**Source extract**.
From mboxrd@z Thu Jan  1 00:00:00 1970
Return-path: <linux-media-owner@vger.kernel.org>
Received: from v-smtpgw2.han.skanova.net ([81.236.60.205]:60444 "EHLO
        v-smtpgw2.han.skanova.net" rhost-flags-OK-OK-OK-OK) by vger.kernel.org
        with ESMTP id S1728316AbeJVSCL (ORCPT
        <rfc822;linux-media@vger.kernel.org>);
        Mon, 22 Oct 2018 14:02:11 -0400
Subject: Re: cec kernel oops with pulse8 usb cec adapter
To: Sean Young <sean@mess.org>, Hans Verkuil <hverkuil@xs4all.nl>
Cc: Linux Media Mailing List <linux-media@vger.kernel.org>
References: <b067e063-641c-0498-4989-3edda5296f9a@mbox200.swipnet.se>
 <e2bb2b91-861b-8cdc-4ad4-939e50019214@xs4all.nl>
 <20181022085910.2gndxc75zcqkto5z@gofer.mess.org>
From: Torbjorn Jansson <torbjorn.jansson@mbox200.swipnet.se>
Message-ID: <1a63a5b5-644f-cef4-d0ad-9ae3bf491f9a@mbox200.swipnet.se>
Date: Mon, 22 Oct 2018 11:44:22 +0200
MIME-Version: 1.0
In-Reply-To: <20181022085910.2gndxc75zcqkto5z@gofer.mess.org>
Content-Type: text/plain; charset=utf-8; format=flowed
Content-Language: en-US
Content-Transfer-Encoding: 8bit
Sender: linux-media-owner@vger.kernel.org
List-ID: <linux-media.vger.kernel.org>

On 2018-10-22 10:59, Sean Young wrote:
> On Sat, Oct 20, 2018 at 11:12:16PM +0200, Hans Verkuil wrote:
>> Hi Sean,
>>
>> Can you take a look at this, it appears to be an RC issue, see my analysis below.

**Supplied records**.
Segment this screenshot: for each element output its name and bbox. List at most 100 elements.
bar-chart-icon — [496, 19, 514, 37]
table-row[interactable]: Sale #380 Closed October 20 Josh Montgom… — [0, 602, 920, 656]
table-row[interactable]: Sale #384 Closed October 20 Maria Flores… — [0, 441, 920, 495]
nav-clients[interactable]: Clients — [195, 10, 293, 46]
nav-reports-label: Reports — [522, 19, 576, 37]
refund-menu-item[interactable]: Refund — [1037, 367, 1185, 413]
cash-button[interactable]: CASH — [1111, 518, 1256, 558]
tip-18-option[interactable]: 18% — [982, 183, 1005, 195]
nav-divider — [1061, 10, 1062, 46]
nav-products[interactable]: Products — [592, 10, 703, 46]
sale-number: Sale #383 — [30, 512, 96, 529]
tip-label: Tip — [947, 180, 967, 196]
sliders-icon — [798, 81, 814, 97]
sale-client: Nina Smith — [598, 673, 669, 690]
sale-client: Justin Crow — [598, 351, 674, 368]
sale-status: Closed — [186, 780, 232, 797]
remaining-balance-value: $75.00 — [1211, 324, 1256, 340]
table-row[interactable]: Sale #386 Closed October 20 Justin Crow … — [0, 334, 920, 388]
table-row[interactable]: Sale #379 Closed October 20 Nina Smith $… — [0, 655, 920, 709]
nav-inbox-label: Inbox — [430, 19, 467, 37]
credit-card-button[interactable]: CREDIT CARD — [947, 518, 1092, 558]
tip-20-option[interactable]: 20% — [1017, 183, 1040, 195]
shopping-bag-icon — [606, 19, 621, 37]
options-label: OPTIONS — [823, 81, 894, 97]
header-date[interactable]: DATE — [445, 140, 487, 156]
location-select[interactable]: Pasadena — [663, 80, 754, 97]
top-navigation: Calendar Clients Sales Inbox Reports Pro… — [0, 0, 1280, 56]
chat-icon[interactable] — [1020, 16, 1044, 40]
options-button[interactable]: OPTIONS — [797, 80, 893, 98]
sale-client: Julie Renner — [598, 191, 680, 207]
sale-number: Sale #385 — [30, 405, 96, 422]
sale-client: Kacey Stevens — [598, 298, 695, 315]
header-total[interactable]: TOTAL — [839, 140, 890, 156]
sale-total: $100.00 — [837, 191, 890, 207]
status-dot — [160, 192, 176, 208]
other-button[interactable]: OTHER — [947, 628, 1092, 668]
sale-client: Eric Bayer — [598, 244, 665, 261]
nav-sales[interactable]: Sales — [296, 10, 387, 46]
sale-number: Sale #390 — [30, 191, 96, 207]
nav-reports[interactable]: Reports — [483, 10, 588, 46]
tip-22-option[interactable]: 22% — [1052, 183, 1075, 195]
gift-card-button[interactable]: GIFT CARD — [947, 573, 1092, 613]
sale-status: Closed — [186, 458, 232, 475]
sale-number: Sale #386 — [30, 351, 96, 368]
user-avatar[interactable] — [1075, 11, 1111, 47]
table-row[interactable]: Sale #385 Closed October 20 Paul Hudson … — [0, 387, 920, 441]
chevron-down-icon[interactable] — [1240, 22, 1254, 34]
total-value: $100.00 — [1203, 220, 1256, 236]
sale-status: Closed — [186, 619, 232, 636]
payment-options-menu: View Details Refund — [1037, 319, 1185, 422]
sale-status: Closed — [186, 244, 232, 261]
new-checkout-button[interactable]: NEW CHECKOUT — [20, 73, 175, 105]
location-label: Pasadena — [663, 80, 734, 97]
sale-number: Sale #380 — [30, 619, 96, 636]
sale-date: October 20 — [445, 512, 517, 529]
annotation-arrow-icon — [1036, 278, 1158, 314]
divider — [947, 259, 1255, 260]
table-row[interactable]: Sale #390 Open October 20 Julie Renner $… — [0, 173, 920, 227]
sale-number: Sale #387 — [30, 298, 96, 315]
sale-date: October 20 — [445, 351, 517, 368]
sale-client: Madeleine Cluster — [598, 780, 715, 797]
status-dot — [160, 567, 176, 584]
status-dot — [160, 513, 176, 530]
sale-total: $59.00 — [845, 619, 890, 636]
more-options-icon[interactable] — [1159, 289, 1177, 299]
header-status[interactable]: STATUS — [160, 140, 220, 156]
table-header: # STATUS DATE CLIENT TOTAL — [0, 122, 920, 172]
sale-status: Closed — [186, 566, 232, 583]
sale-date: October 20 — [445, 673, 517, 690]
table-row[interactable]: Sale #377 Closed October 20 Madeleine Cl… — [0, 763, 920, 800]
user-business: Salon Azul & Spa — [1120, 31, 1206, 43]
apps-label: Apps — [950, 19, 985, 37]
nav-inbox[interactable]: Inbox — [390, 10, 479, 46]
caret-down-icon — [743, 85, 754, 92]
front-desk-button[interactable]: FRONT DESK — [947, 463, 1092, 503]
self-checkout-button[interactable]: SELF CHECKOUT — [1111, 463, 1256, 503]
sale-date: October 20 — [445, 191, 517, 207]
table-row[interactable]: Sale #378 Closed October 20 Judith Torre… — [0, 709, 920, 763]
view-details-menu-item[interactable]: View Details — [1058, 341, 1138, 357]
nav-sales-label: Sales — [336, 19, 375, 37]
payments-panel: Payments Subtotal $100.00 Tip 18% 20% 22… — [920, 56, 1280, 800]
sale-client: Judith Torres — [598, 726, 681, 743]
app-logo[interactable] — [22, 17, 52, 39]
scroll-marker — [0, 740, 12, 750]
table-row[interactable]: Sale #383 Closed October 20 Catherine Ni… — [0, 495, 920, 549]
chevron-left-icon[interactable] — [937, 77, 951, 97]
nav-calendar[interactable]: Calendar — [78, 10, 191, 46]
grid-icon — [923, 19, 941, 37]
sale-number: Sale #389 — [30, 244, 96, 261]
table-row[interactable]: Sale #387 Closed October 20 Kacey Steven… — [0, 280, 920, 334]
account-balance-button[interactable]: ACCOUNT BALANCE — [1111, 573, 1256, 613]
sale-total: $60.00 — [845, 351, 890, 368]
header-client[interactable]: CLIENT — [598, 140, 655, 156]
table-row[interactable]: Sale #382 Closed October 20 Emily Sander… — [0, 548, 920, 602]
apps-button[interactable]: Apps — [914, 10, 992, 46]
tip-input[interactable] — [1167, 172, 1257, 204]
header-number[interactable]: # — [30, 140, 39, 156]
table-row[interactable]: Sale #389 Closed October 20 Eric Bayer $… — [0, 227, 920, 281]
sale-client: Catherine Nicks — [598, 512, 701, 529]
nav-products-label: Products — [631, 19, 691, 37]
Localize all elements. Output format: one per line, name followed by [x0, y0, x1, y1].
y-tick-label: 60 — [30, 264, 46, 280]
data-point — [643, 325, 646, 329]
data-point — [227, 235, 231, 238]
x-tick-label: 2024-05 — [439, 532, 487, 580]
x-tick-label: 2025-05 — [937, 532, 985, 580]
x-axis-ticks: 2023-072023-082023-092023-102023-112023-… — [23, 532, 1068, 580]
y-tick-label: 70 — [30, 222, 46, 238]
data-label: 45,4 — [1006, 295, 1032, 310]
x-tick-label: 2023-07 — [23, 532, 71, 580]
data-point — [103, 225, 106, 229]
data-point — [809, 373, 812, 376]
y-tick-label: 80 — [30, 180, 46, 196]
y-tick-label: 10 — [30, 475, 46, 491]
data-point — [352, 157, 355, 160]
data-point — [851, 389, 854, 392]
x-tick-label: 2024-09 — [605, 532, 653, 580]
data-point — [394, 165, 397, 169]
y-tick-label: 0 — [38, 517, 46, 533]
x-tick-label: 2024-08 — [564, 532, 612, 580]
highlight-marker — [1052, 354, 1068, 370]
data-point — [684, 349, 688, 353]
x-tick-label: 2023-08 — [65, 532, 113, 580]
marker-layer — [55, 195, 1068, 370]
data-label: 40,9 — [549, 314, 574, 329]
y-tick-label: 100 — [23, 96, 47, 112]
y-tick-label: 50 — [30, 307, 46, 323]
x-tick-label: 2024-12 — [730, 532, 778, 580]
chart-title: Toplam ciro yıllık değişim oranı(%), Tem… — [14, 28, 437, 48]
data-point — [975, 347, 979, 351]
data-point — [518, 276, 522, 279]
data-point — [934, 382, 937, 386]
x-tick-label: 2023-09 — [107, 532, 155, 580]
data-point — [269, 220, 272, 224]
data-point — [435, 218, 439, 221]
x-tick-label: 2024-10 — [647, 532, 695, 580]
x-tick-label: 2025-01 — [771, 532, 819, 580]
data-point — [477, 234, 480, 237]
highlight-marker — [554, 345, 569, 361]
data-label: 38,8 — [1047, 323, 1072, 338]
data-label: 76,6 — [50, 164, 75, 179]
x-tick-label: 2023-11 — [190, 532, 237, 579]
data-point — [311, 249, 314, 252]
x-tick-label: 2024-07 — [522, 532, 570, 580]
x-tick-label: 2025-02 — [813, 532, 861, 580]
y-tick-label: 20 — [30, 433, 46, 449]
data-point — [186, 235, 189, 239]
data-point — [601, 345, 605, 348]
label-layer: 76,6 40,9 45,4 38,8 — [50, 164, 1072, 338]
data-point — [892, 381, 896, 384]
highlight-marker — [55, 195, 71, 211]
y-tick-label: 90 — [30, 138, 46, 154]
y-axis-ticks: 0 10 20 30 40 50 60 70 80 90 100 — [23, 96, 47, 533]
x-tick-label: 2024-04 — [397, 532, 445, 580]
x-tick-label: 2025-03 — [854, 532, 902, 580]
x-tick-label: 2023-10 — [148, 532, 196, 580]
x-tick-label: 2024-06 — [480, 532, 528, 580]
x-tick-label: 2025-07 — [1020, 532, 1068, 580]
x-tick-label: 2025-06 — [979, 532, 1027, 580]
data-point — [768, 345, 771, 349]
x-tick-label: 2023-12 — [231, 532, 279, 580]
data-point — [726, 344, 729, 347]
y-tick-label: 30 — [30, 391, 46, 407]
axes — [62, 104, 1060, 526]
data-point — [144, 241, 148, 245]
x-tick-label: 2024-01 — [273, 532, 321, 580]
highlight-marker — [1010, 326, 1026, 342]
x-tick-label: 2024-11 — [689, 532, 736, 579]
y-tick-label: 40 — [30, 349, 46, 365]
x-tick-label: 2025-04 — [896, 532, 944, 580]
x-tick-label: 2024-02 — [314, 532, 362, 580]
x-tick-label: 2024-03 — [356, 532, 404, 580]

**Short exercise**. Write out the part of the mailing-list message about the CEC kernel oops between "On 2018-10-22 10:59, Sean" and "my analysis below.", inclusive.

**Solution to this task**.
On 2018-10-22 10:59, Sean Young wrote:
> On Sat, Oct 20, 2018 at 11:12:16PM +0200, Hans Verkuil wrote:
>> Hi Sean,
>>
>> Can you take a look at this, it appears to be an RC issue, see my analysis below.